What the exercise asks:
Pick out every line of the entries below where "Резервные" occurs, and copy those lines.
*-*-*
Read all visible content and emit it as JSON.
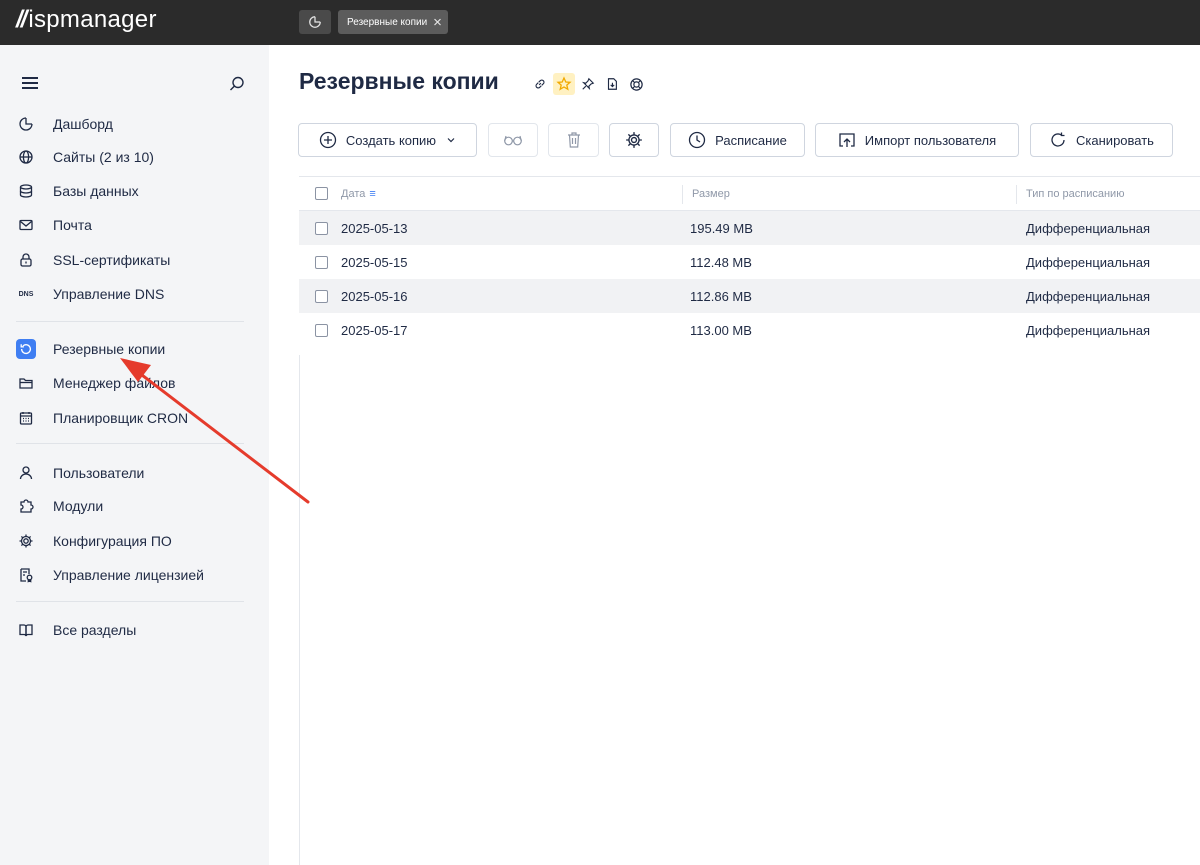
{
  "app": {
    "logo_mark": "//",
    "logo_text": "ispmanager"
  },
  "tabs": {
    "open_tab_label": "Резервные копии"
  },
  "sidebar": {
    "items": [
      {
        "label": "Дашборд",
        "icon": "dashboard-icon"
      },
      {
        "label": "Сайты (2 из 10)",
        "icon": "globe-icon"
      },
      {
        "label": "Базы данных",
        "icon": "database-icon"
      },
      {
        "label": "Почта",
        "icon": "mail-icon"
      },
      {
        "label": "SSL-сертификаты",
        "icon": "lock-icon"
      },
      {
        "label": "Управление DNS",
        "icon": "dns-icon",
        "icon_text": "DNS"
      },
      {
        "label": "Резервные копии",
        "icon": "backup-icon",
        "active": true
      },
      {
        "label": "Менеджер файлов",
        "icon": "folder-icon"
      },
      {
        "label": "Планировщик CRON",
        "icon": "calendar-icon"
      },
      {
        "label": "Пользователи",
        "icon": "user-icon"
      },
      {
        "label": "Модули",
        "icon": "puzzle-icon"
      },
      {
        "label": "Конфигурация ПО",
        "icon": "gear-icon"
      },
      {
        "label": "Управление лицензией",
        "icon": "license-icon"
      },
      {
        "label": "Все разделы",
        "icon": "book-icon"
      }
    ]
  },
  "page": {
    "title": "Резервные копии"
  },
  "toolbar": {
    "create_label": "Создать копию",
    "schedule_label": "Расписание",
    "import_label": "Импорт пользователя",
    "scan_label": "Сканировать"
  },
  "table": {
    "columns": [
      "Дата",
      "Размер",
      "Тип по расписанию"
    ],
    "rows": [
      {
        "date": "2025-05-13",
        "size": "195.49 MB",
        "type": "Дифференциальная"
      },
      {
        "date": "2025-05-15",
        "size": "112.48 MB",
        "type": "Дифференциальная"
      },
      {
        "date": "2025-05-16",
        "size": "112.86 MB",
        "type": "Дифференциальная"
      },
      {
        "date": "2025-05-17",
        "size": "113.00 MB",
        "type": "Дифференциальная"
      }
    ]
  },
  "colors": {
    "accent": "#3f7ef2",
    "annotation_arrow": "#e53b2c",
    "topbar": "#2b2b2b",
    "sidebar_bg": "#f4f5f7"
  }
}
*-*-*
Answer in full:
    "open_tab_label": "Резервные копии"
        "label": "Резервные копии",
    "title": "Резервные копии"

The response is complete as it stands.